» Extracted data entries
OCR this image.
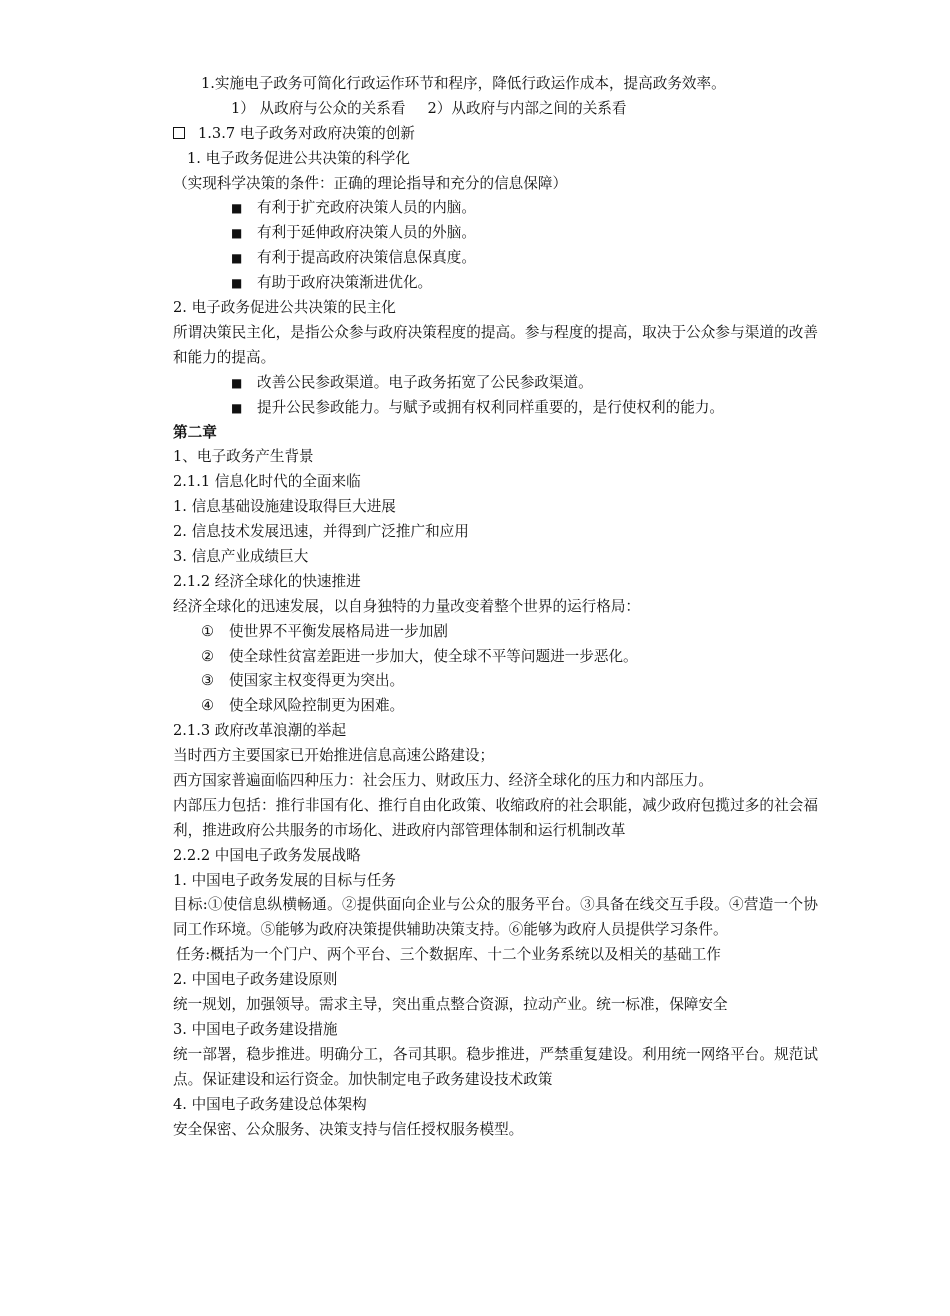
1.实施电子政务可简化行政运作环节和程序，降低行政运作成本，提高政务效率。
1） 从政府与公众的关系看 2）从政府与内部之间的关系看
1.3.7 电子政务对政府决策的创新
1. 电子政务促进公共决策的科学化
（实现科学决策的条件：正确的理论指导和充分的信息保障）
■ 有利于扩充政府决策人员的内脑。
■ 有利于延伸政府决策人员的外脑。
■ 有利于提高政府决策信息保真度。
■ 有助于政府决策渐进优化。
2. 电子政务促进公共决策的民主化
所谓决策民主化，是指公众参与政府决策程度的提高。参与程度的提高，取决于公众参与渠道的改善和能力的提高。
■ 改善公民参政渠道。电子政务拓宽了公民参政渠道。
■ 提升公民参政能力。与赋予或拥有权利同样重要的，是行使权利的能力。
第二章
1、电子政务产生背景
2.1.1 信息化时代的全面来临
1. 信息基础设施建设取得巨大进展
2. 信息技术发展迅速，并得到广泛推广和应用
3. 信息产业成绩巨大
2.1.2 经济全球化的快速推进
经济全球化的迅速发展，以自身独特的力量改变着整个世界的运行格局：
① 使世界不平衡发展格局进一步加剧
② 使全球性贫富差距进一步加大，使全球不平等问题进一步恶化。
③ 使国家主权变得更为突出。
④ 使全球风险控制更为困难。
2.1.3 政府改革浪潮的举起
当时西方主要国家已开始推进信息高速公路建设；
西方国家普遍面临四种压力：社会压力、财政压力、经济全球化的压力和内部压力。
内部压力包括：推行非国有化、推行自由化政策、收缩政府的社会职能，减少政府包揽过多的社会福利，推进政府公共服务的市场化、进政府内部管理体制和运行机制改革
2.2.2 中国电子政务发展战略
1. 中国电子政务发展的目标与任务
目标:①使信息纵横畅通。②提供面向企业与公众的服务平台。③具备在线交互手段。④营造一个协同工作环境。⑤能够为政府决策提供辅助决策支持。⑥能够为政府人员提供学习条件。
任务:概括为一个门户、两个平台、三个数据库、十二个业务系统以及相关的基础工作
2. 中国电子政务建设原则
统一规划，加强领导。需求主导，突出重点整合资源，拉动产业。统一标准，保障安全
3. 中国电子政务建设措施
统一部署，稳步推进。明确分工，各司其职。稳步推进，严禁重复建设。利用统一网络平台。规范试点。保证建设和运行资金。加快制定电子政务建设技术政策
4. 中国电子政务建设总体架构
安全保密、公众服务、决策支持与信任授权服务模型。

» Given exercise
Leave images out of the retyped records; keep all else exact.

» Result of this exercise
OCR this image.
1.实施电子政务可简化行政运作环节和程序，降低行政运作成本，提高政务效率。
1） 从政府与公众的关系看 2）从政府与内部之间的关系看
1.3.7 电子政务对政府决策的创新
1. 电子政务促进公共决策的科学化
（实现科学决策的条件：正确的理论指导和充分的信息保障）
■ 有利于扩充政府决策人员的内脑。
■ 有利于延伸政府决策人员的外脑。
■ 有利于提高政府决策信息保真度。
■ 有助于政府决策渐进优化。
2. 电子政务促进公共决策的民主化
所谓决策民主化，是指公众参与政府决策程度的提高。参与程度的提高，取决于公众参与渠道的改善和能力的提高。
■ 改善公民参政渠道。电子政务拓宽了公民参政渠道。
■ 提升公民参政能力。与赋予或拥有权利同样重要的，是行使权利的能力。
第二章
1、电子政务产生背景
2.1.1 信息化时代的全面来临
1. 信息基础设施建设取得巨大进展
2. 信息技术发展迅速，并得到广泛推广和应用
3. 信息产业成绩巨大
2.1.2 经济全球化的快速推进
经济全球化的迅速发展，以自身独特的力量改变着整个世界的运行格局：
① 使世界不平衡发展格局进一步加剧
② 使全球性贫富差距进一步加大，使全球不平等问题进一步恶化。
③ 使国家主权变得更为突出。
④ 使全球风险控制更为困难。
2.1.3 政府改革浪潮的举起
当时西方主要国家已开始推进信息高速公路建设；
西方国家普遍面临四种压力：社会压力、财政压力、经济全球化的压力和内部压力。
内部压力包括：推行非国有化、推行自由化政策、收缩政府的社会职能，减少政府包揽过多的社会福利，推进政府公共服务的市场化、进政府内部管理体制和运行机制改革
2.2.2 中国电子政务发展战略
1. 中国电子政务发展的目标与任务
目标:①使信息纵横畅通。②提供面向企业与公众的服务平台。③具备在线交互手段。④营造一个协同工作环境。⑤能够为政府决策提供辅助决策支持。⑥能够为政府人员提供学习条件。
任务:概括为一个门户、两个平台、三个数据库、十二个业务系统以及相关的基础工作
2. 中国电子政务建设原则
统一规划，加强领导。需求主导，突出重点整合资源，拉动产业。统一标准，保障安全
3. 中国电子政务建设措施
统一部署，稳步推进。明确分工，各司其职。稳步推进，严禁重复建设。利用统一网络平台。规范试点。保证建设和运行资金。加快制定电子政务建设技术政策
4. 中国电子政务建设总体架构
安全保密、公众服务、决策支持与信任授权服务模型。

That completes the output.